● RECORDS SHOWN:
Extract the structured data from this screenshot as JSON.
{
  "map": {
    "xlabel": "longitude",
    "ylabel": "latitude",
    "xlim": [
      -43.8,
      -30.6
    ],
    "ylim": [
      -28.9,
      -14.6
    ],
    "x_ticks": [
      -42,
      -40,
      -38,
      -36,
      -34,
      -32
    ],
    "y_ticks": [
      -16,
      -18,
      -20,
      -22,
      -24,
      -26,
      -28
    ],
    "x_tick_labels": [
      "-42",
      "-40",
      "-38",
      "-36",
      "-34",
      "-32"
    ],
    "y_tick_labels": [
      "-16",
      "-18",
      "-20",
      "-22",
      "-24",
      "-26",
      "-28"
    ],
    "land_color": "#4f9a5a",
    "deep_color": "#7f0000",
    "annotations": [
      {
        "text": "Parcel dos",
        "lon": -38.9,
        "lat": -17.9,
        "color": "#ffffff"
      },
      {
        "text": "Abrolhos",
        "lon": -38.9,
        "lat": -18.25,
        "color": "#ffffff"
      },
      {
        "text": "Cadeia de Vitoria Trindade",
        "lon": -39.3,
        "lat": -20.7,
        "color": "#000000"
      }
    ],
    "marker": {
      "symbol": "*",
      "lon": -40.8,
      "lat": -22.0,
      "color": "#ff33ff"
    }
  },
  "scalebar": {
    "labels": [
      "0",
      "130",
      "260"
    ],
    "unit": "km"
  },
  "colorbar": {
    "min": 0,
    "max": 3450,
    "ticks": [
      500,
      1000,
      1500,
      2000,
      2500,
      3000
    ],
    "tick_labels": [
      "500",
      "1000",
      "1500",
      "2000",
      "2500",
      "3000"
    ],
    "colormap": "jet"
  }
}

--

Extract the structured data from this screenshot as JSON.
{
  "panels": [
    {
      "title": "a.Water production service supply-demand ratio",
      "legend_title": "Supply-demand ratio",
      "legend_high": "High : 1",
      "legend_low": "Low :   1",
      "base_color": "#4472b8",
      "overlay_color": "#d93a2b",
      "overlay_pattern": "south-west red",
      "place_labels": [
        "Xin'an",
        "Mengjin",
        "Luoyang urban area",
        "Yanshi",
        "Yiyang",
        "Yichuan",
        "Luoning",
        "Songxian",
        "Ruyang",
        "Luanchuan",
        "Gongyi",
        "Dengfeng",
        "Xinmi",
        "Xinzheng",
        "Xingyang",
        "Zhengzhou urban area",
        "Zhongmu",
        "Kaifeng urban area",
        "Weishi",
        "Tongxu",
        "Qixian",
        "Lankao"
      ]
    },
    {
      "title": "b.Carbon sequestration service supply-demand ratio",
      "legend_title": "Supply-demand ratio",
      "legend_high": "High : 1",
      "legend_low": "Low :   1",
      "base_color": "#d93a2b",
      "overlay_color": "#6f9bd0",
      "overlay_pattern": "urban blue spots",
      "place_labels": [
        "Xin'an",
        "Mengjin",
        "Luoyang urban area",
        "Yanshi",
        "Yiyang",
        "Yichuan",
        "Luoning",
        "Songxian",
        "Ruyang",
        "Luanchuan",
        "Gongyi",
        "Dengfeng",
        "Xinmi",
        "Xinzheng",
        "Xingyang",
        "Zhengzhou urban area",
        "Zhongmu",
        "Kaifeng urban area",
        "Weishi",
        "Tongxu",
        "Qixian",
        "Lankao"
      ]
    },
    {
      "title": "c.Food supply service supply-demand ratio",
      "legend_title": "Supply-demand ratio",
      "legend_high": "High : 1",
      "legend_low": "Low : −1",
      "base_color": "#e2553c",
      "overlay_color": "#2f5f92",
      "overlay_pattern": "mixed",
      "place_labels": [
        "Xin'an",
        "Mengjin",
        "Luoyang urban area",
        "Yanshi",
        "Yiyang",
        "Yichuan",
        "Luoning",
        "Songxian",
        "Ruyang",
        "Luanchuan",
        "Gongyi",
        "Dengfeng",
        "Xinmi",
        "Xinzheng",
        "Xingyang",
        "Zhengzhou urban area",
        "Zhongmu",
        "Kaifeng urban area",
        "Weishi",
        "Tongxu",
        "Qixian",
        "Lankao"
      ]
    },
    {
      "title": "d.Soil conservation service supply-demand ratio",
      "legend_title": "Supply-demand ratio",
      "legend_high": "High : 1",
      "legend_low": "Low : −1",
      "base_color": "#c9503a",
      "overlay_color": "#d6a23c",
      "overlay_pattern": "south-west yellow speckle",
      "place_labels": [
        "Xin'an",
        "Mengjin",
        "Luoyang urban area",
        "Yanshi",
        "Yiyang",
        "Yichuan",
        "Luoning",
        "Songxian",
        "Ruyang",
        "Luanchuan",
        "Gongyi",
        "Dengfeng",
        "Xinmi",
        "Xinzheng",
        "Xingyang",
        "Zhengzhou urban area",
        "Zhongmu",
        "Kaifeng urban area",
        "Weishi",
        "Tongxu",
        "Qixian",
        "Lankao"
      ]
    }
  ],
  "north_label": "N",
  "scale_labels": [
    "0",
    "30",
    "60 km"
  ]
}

● GIVEN INSTRUCTION: From the entries above, copy each line holding "text".

● EXERCISE OUTPUT:
        "text": "Parcel dos",
        "text": "Abrolhos",
        "text": "Cadeia de Vitoria Trindade",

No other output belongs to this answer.